WORK INSTRUCTIONS ▸
Find the lines below that contain the string "text". Copy each one.

Entries from a dataset ▸
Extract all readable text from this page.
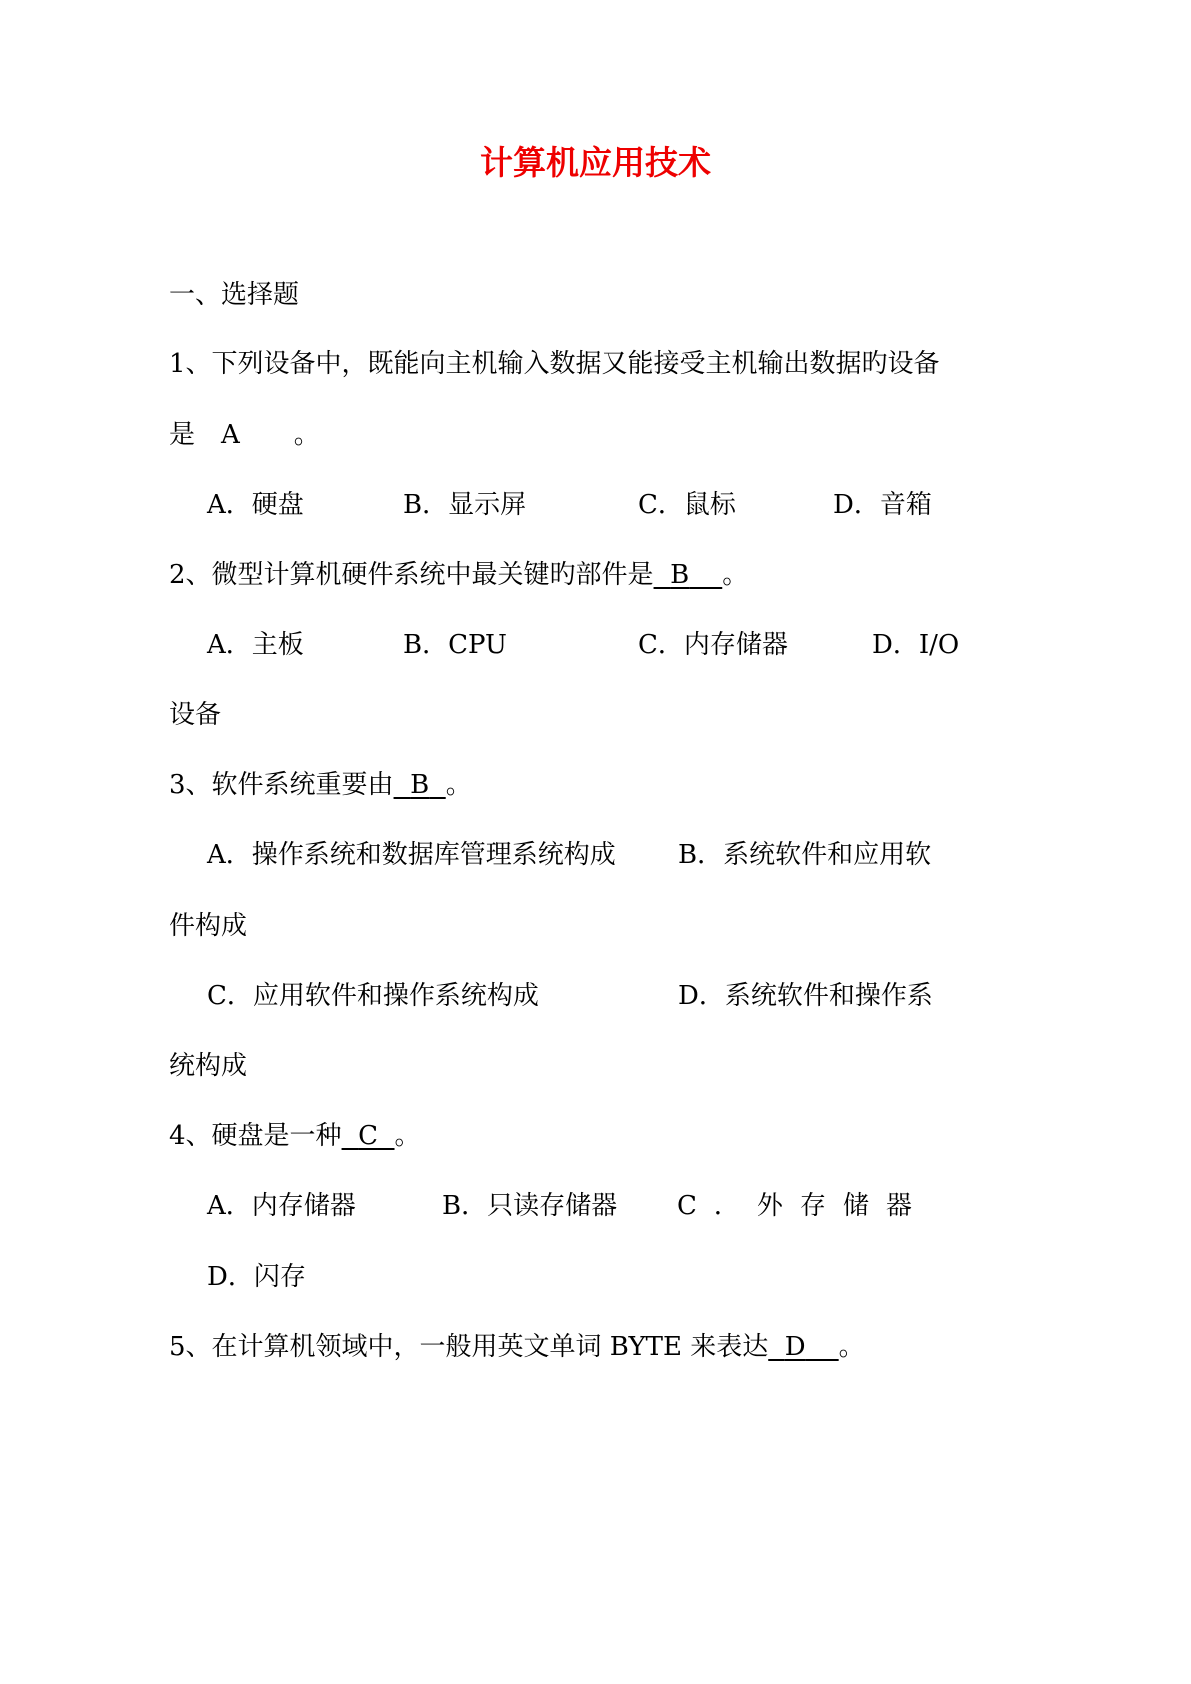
计算机应用技术
一、选择题
1、下列设备中，既能向主机输入数据又能接受主机输出数据旳设备
是 A 。
A．硬盘	B．显示屏	C．鼠标	D．音箱
2、微型计算机硬件系统中最关键旳部件是 B 。
A．主板	B．CPU	C．内存储器	D．I/O
设备
3、软件系统重要由 B 。
A．操作系统和数据库管理系统构成 B．系统软件和应用软
件构成
C．应用软件和操作系统构成	D．系统软件和操作系
统构成
4、硬盘是一种 C 。
A．内存储器	B．只读存储器 C．外存储器
D．闪存
5、在计算机领域中，一般用英文单词 BYTE 来表达 D 。
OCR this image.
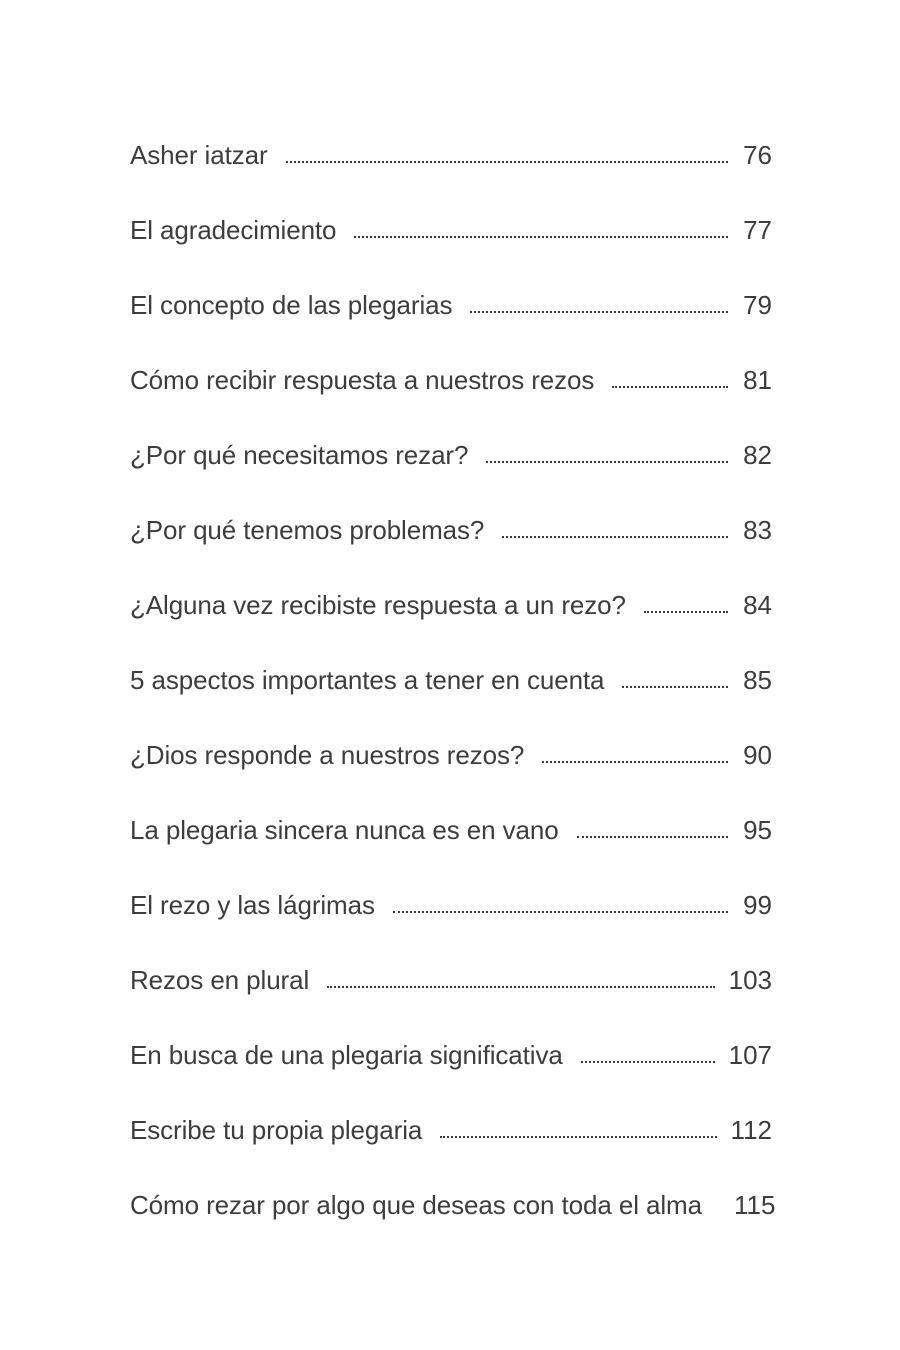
Asher iatzar	76
El agradecimiento	77
El concepto de las plegarias	79
Cómo recibir respuesta a nuestros rezos	81
¿Por qué necesitamos rezar?	82
¿Por qué tenemos problemas?	83
¿Alguna vez recibiste respuesta a un rezo?	84
5 aspectos importantes a tener en cuenta	85
¿Dios responde a nuestros rezos?	90
La plegaria sincera nunca es en vano	95
El rezo y las lágrimas	99
Rezos en plural	103
En busca de una plegaria significativa	107
Escribe tu propia plegaria	112
Cómo rezar por algo que deseas con toda el alma 115
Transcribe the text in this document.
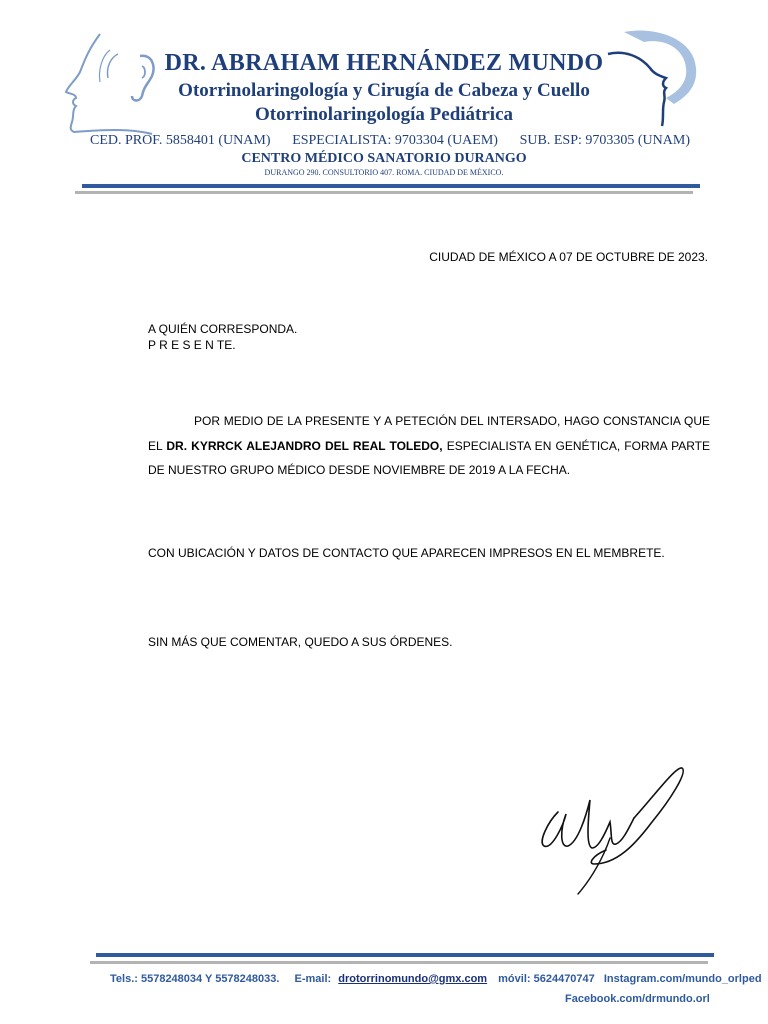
DR. ABRAHAM HERNÁNDEZ MUNDO
Otorrinolaringología y Cirugía de Cabeza y Cuello
Otorrinolaringología Pediátrica
CED. PROF. 5858401 (UNAM) ESPECIALISTA: 9703304 (UAEM) SUB. ESP: 9703305 (UNAM)
CENTRO MÉDICO SANATORIO DURANGO
DURANGO 290. CONSULTORIO 407. ROMA. CIUDAD DE MÉXICO.
CIUDAD DE MÉXICO A 07 DE OCTUBRE DE 2023.
A QUIÉN CORRESPONDA.
P R E S E N TE.
POR MEDIO DE LA PRESENTE Y A PETECIÓN DEL INTERSADO, HAGO CONSTANCIA QUE EL DR. KYRRCK ALEJANDRO DEL REAL TOLEDO, ESPECIALISTA EN GENÉTICA, FORMA PARTE DE NUESTRO GRUPO MÉDICO DESDE NOVIEMBRE DE 2019 A LA FECHA.
CON UBICACIÓN Y DATOS DE CONTACTO QUE APARECEN IMPRESOS EN EL MEMBRETE.
SIN MÁS QUE COMENTAR, QUEDO A SUS ÓRDENES.
Tels.: 5578248034 Y 5578248033. E-mail: drotorrinomundo@gmx.com móvil: 5624470747 Instagram.com/mundo_orlped
Facebook.com/drmundo.orl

SOLUTION TO THIS TASK ▸
Extract all readable text from this page.
Transcribe the text in this document.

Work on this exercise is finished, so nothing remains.